◆ Listed entries:
_ _ _ _ _

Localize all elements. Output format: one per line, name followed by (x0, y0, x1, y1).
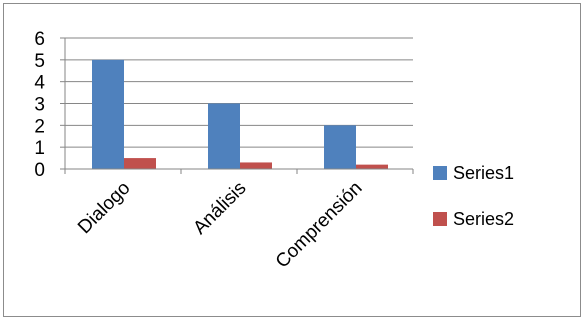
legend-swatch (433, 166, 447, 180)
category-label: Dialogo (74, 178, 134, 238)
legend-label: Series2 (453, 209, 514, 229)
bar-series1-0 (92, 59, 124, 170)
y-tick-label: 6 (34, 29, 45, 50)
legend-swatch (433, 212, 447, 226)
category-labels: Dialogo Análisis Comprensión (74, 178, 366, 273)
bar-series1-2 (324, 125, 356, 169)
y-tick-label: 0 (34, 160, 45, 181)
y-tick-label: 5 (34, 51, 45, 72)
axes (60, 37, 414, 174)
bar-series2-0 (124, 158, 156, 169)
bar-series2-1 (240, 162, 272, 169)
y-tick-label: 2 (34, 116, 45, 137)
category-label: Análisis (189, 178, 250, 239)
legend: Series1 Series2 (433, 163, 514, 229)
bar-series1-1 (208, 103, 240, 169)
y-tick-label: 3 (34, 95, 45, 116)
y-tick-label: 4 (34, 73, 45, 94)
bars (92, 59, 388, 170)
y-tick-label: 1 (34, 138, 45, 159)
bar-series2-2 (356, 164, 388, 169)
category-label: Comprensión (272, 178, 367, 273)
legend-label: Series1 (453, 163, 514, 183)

_ _ _ _ _

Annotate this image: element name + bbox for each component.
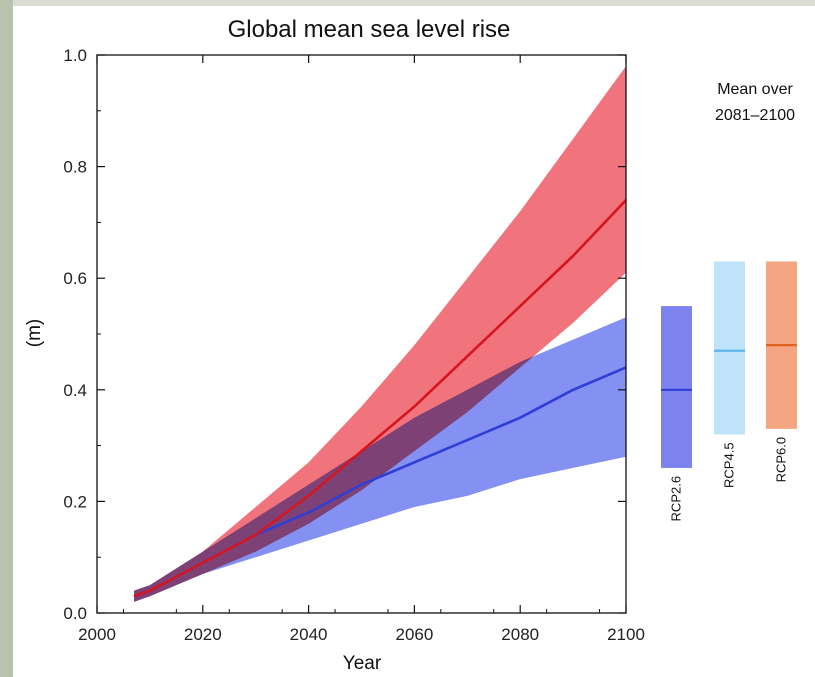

_ _ _ _ _

◆ Written instruction:
Please retype the records from the line with "Localize all elements." up to and including the line with "category-labels: Dialogo Análisis", leaving the pictures out of your answer.

◆ Written answer:
Localize all elements. Output format: one per line, name followed by (x0, y0, x1, y1).
legend-swatch (433, 166, 447, 180)
category-label: Dialogo (74, 178, 134, 238)
legend-label: Series2 (453, 209, 514, 229)
bar-series1-0 (92, 59, 124, 170)
y-tick-label: 6 (34, 29, 45, 50)
legend-swatch (433, 212, 447, 226)
category-labels: Dialogo Análisis Comprensión (74, 178, 366, 273)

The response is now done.